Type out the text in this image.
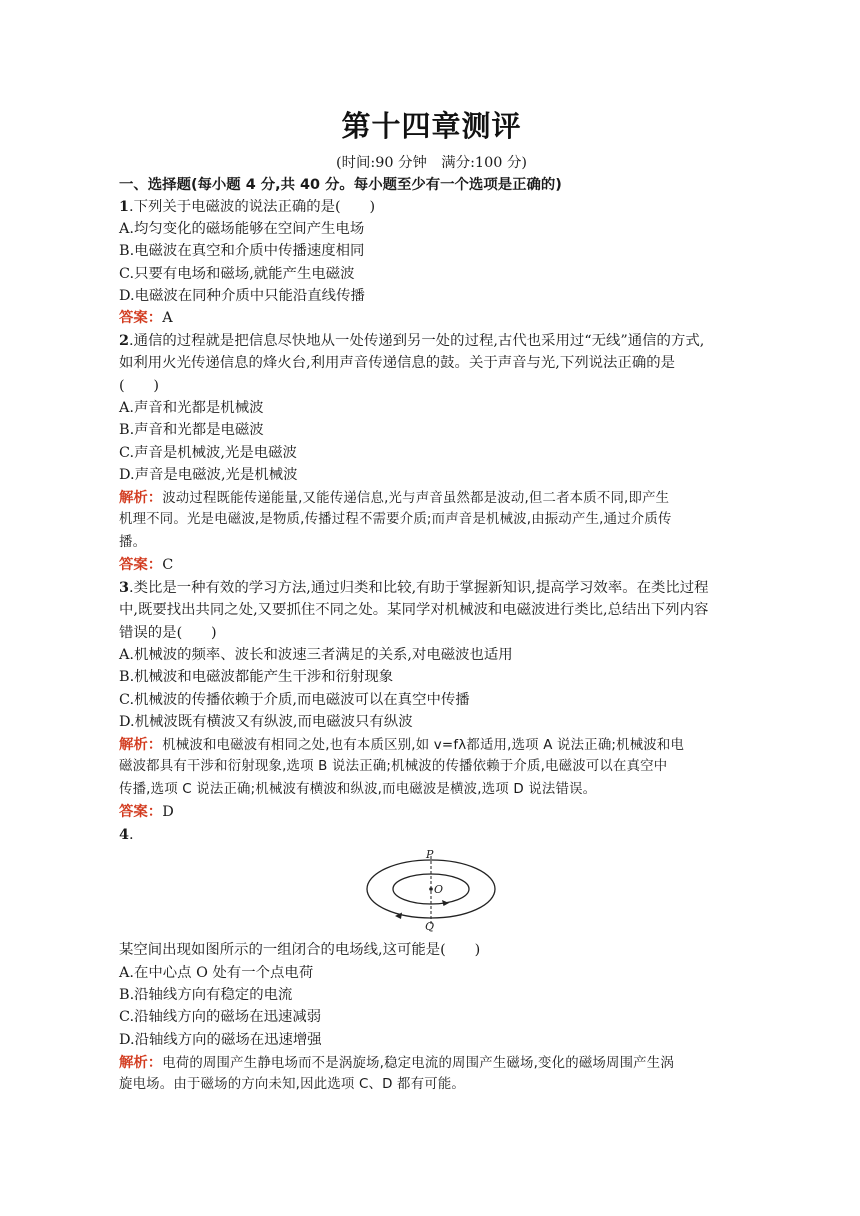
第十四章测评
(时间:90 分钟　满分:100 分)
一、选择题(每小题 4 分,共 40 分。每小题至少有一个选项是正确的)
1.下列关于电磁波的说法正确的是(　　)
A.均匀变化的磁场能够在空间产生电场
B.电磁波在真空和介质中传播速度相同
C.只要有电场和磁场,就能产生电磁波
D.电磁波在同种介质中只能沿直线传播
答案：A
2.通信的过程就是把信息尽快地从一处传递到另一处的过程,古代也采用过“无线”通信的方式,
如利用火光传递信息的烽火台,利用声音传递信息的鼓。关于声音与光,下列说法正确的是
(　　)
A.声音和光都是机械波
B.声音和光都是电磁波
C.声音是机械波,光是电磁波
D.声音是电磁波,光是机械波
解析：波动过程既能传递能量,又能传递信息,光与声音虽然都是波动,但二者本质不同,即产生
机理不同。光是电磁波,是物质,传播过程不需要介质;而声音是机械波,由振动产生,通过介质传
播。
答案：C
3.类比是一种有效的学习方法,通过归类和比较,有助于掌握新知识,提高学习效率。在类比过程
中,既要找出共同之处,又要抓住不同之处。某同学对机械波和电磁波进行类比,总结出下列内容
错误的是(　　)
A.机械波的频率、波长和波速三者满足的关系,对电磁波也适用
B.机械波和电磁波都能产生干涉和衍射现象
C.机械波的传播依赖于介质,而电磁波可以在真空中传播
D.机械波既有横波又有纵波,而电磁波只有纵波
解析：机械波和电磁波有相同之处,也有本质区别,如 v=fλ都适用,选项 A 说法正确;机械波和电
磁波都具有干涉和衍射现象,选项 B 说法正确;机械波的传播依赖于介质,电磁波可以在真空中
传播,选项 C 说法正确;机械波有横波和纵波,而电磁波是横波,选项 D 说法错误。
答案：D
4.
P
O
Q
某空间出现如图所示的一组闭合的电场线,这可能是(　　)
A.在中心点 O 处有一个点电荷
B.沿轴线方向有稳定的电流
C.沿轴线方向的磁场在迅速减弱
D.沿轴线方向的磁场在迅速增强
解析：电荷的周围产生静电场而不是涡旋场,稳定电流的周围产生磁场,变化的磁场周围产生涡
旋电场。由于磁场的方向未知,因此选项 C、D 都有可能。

^^^^^^^^

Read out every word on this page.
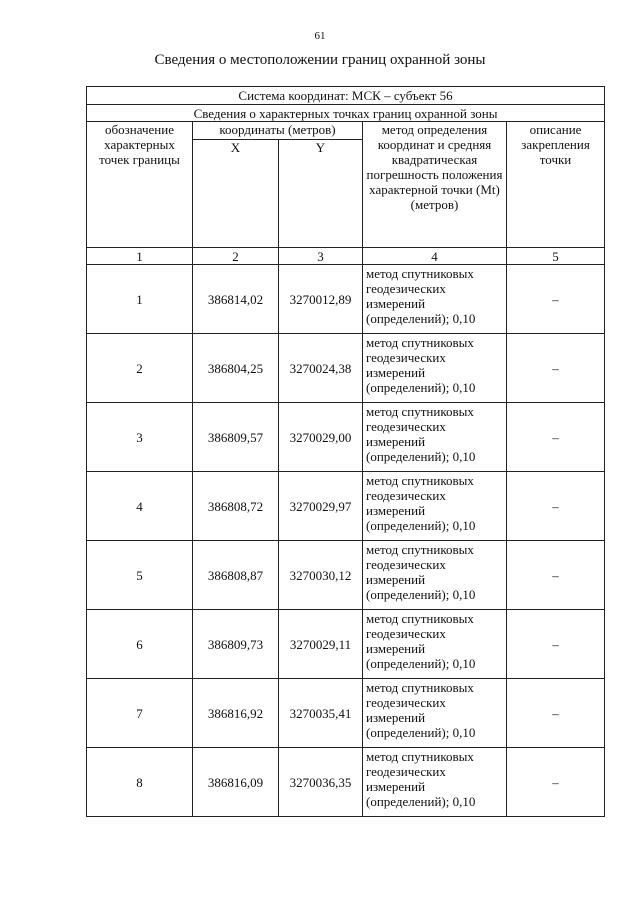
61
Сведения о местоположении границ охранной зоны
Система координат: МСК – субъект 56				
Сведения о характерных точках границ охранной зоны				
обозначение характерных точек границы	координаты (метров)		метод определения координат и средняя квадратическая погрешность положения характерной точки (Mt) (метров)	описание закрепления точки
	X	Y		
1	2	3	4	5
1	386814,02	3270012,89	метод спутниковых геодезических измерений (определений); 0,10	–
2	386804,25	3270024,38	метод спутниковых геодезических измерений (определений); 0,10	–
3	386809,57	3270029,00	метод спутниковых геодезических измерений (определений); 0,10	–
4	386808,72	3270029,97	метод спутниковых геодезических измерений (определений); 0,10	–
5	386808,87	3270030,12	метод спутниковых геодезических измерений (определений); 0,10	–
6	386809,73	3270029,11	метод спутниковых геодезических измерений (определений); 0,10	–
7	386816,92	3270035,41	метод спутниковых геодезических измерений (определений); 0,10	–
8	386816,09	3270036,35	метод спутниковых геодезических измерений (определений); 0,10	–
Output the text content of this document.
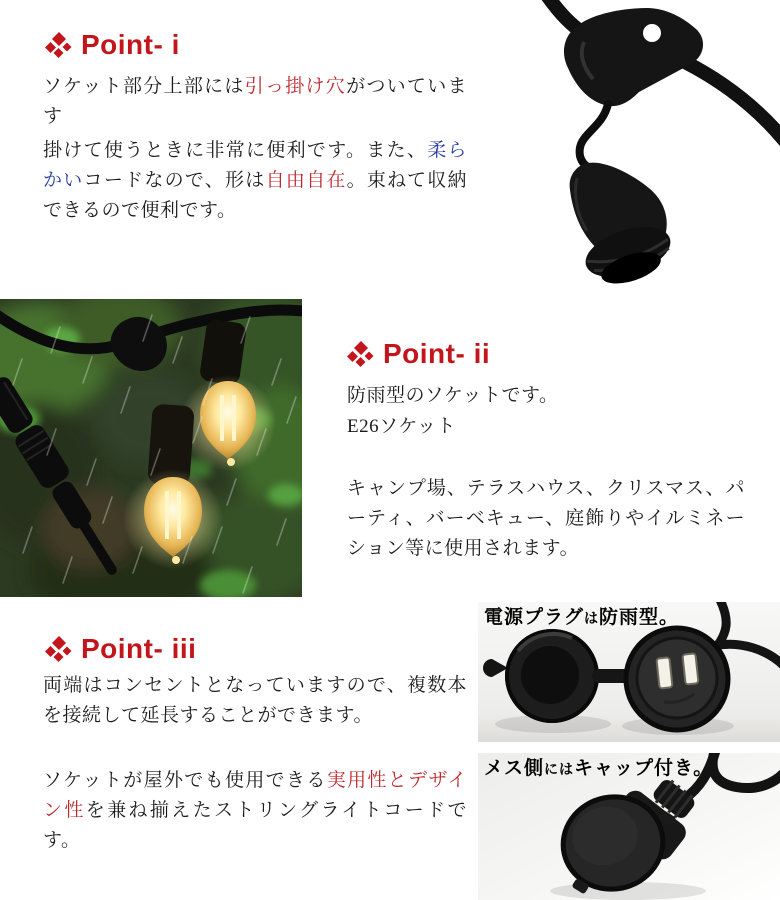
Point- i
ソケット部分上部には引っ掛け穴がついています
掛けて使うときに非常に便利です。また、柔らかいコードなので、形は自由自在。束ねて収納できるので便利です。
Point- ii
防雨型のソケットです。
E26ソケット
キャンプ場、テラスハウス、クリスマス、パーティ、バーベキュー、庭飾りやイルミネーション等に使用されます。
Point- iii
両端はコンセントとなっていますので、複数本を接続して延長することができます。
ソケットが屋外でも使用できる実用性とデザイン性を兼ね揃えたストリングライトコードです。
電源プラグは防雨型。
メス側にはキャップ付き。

^^^^^^^^

DIRECTIONS: Report how many lines above hold the string "охранной", giving nothing but the number.

OUTPUT: 2